▶ [Problem to work on]: Convert all of the rows below into a JSON list of strings, one string per line, and leave out any blank lines.

◆ ◆ ◆

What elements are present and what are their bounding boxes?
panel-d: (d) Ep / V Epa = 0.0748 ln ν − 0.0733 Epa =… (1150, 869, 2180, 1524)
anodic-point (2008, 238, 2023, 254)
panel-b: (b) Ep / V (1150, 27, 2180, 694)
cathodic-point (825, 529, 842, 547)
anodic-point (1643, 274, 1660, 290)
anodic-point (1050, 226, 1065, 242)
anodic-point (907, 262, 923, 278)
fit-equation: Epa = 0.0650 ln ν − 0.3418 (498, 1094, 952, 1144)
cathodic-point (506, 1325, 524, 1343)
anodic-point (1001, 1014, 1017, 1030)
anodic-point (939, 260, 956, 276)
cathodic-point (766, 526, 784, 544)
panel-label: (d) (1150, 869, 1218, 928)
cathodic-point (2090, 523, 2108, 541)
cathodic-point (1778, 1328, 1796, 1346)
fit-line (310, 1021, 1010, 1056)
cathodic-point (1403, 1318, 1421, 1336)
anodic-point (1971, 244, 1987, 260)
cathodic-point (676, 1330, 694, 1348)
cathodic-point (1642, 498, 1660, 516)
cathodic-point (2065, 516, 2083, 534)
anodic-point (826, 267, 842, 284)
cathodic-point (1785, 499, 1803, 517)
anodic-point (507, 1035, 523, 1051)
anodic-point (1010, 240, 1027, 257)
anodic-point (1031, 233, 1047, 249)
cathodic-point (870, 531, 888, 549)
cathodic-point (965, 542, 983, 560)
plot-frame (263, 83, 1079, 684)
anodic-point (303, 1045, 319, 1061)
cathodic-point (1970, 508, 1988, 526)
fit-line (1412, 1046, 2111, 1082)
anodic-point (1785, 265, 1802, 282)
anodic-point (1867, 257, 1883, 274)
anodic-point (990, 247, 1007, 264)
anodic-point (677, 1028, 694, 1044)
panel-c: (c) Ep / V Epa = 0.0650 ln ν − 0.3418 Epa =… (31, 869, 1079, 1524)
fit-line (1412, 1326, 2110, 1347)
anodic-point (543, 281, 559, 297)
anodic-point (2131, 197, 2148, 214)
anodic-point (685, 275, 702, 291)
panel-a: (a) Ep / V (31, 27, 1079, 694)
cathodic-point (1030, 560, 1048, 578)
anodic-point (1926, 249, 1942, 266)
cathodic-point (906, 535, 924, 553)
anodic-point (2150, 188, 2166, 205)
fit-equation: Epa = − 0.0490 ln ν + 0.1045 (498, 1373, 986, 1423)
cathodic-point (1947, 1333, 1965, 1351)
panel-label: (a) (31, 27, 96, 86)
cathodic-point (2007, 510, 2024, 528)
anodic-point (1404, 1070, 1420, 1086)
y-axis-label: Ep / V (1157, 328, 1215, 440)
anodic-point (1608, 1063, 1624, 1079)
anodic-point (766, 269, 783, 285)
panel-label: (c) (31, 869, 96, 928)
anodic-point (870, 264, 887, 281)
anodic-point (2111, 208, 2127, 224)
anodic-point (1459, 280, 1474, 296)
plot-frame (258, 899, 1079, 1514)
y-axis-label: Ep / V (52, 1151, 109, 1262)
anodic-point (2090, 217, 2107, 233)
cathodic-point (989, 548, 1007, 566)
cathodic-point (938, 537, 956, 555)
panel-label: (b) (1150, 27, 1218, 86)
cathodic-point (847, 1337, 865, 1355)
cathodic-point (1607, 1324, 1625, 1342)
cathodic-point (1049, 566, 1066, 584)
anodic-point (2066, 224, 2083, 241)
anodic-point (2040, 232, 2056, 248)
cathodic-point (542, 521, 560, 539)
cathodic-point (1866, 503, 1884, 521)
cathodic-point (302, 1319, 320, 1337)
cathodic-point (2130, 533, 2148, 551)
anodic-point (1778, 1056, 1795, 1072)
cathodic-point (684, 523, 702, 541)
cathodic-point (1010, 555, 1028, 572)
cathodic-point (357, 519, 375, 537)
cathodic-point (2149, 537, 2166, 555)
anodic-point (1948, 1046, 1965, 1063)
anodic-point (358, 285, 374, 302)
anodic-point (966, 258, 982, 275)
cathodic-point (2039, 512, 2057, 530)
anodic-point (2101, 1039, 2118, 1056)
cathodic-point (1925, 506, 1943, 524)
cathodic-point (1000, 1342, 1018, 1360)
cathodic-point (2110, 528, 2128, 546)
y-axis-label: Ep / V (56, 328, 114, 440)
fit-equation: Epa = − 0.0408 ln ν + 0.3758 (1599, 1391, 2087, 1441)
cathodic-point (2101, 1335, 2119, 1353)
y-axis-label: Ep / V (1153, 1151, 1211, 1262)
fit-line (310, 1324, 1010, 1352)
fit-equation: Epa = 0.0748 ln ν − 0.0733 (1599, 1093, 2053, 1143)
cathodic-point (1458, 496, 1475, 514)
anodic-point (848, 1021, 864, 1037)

◆ ◆ ◆

▶ [Response for this exercise]:
[
  "What elements are present and what are their bounding boxes?",
  "panel-d: (d) Ep / V Epa = 0.0748 ln ν − 0.0733 Epa =… (1150, 869, 2180, 1524)",
  "anodic-point (2008, 238, 2023, 254)",
  "panel-b: (b) Ep / V (1150, 27, 2180, 694)",
  "cathodic-point (825, 529, 842, 547)",
  "anodic-point (1643, 274, 1660, 290)",
  "anodic-point (1050, 226, 1065, 242)",
  "anodic-point (907, 262, 923, 278)",
  "fit-equation: Epa = 0.0650 ln ν − 0.3418 (498, 1094, 952, 1144)",
  "cathodic-point (506, 1325, 524, 1343)",
  "anodic-point (1001, 1014, 1017, 1030)",
  "anodic-point (939, 260, 956, 276)",
  "cathodic-point (766, 526, 784, 544)",
  "panel-label: (d) (1150, 869, 1218, 928)",
  "cathodic-point (2090, 523, 2108, 541)",
  "cathodic-point (1778, 1328, 1796, 1346)",
  "fit-line (310, 1021, 1010, 1056)",
  "cathodic-point (1403, 1318, 1421, 1336)",
  "anodic-point (1971, 244, 1987, 260)",
  "cathodic-point (676, 1330, 694, 1348)",
  "cathodic-point (1642, 498, 1660, 516)",
  "cathodic-point (2065, 516, 2083, 534)",
  "anodic-point (826, 267, 842, 284)",
  "cathodic-point (1785, 499, 1803, 517)",
  "anodic-point (507, 1035, 523, 1051)",
  "anodic-point (1010, 240, 1027, 257)",
  "anodic-point (1031, 233, 1047, 249)",
  "cathodic-point (870, 531, 888, 549)",
  "cathodic-point (965, 542, 983, 560)",
  "plot-frame (263, 83, 1079, 684)",
  "anodic-point (303, 1045, 319, 1061)",
  "cathodic-point (1970, 508, 1988, 526)",
  "fit-line (1412, 1046, 2111, 1082)",
  "anodic-point (1785, 265, 1802, 282)",
  "anodic-point (1867, 257, 1883, 274)",
  "anodic-point (990, 247, 1007, 264)",
  "anodic-point (677, 1028, 694, 1044)",
  "panel-c: (c) Ep / V Epa = 0.0650 ln ν − 0.3418 Epa =… (31, 869, 1079, 1524)",
  "fit-line (1412, 1326, 2110, 1347)",
  "anodic-point (543, 281, 559, 297)",
  "anodic-point (2131, 197, 2148, 214)",
  "anodic-point (685, 275, 702, 291)",
  "panel-a: (a) Ep / V (31, 27, 1079, 694)",
  "cathodic-point (1030, 560, 1048, 578)",
  "anodic-point (1926, 249, 1942, 266)",
  "cathodic-point (906, 535, 924, 553)",
  "anodic-point (2150, 188, 2166, 205)",
  "fit-equation: Epa = − 0.0490 ln ν + 0.1045 (498, 1373, 986, 1423)",
  "cathodic-point (1947, 1333, 1965, 1351)",
  "panel-label: (a) (31, 27, 96, 86)",
  "cathodic-point (2007, 510, 2024, 528)",
  "anodic-point (1404, 1070, 1420, 1086)",
  "y-axis-label: Ep / V (1157, 328, 1215, 440)",
  "anodic-point (1608, 1063, 1624, 1079)",
  "anodic-point (766, 269, 783, 285)",
  "panel-label: (c) (31, 869, 96, 928)",
  "anodic-point (870, 264, 887, 281)",
  "anodic-point (2111, 208, 2127, 224)",
  "anodic-point (1459, 280, 1474, 296)",
  "plot-frame (258, 899, 1079, 1514)",
  "y-axis-label: Ep / V (52, 1151, 109, 1262)",
  "anodic-point (2090, 217, 2107, 233)",
  "cathodic-point (989, 548, 1007, 566)",
  "cathodic-point (938, 537, 956, 555)",
  "panel-label: (b) (1150, 27, 1218, 86)",
  "cathodic-point (847, 1337, 865, 1355)",
  "cathodic-point (1607, 1324, 1625, 1342)",
  "cathodic-point (1049, 566, 1066, 584)",
  "anodic-point (2066, 224, 2083, 241)",
  "anodic-point (2040, 232, 2056, 248)",
  "cathodic-point (542, 521, 560, 539)",
  "cathodic-point (1866, 503, 1884, 521)",
  "cathodic-point (302, 1319, 320, 1337)",
  "cathodic-point (2130, 533, 2148, 551)",
  "anodic-point (1778, 1056, 1795, 1072)",
  "cathodic-point (684, 523, 702, 541)",
  "cathodic-point (1010, 555, 1028, 572)",
  "cathodic-point (357, 519, 375, 537)",
  "cathodic-point (2149, 537, 2166, 555)",
  "anodic-point (1948, 1046, 1965, 1063)",
  "anodic-point (358, 285, 374, 302)",
  "anodic-point (966, 258, 982, 275)",
  "cathodic-point (2039, 512, 2057, 530)",
  "anodic-point (2101, 1039, 2118, 1056)",
  "cathodic-point (1925, 506, 1943, 524)",
  "cathodic-point (1000, 1342, 1018, 1360)",
  "cathodic-point (2110, 528, 2128, 546)",
  "y-axis-label: Ep / V (56, 328, 114, 440)",
  "fit-equation: Epa = − 0.0408 ln ν + 0.3758 (1599, 1391, 2087, 1441)",
  "cathodic-point (2101, 1335, 2119, 1353)",
  "y-axis-label: Ep / V (1153, 1151, 1211, 1262)",
  "fit-line (310, 1324, 1010, 1352)",
  "fit-equation: Epa = 0.0748 ln ν − 0.0733 (1599, 1093, 2053, 1143)",
  "cathodic-point (1458, 496, 1475, 514)",
  "anodic-point (848, 1021, 864, 1037)"
]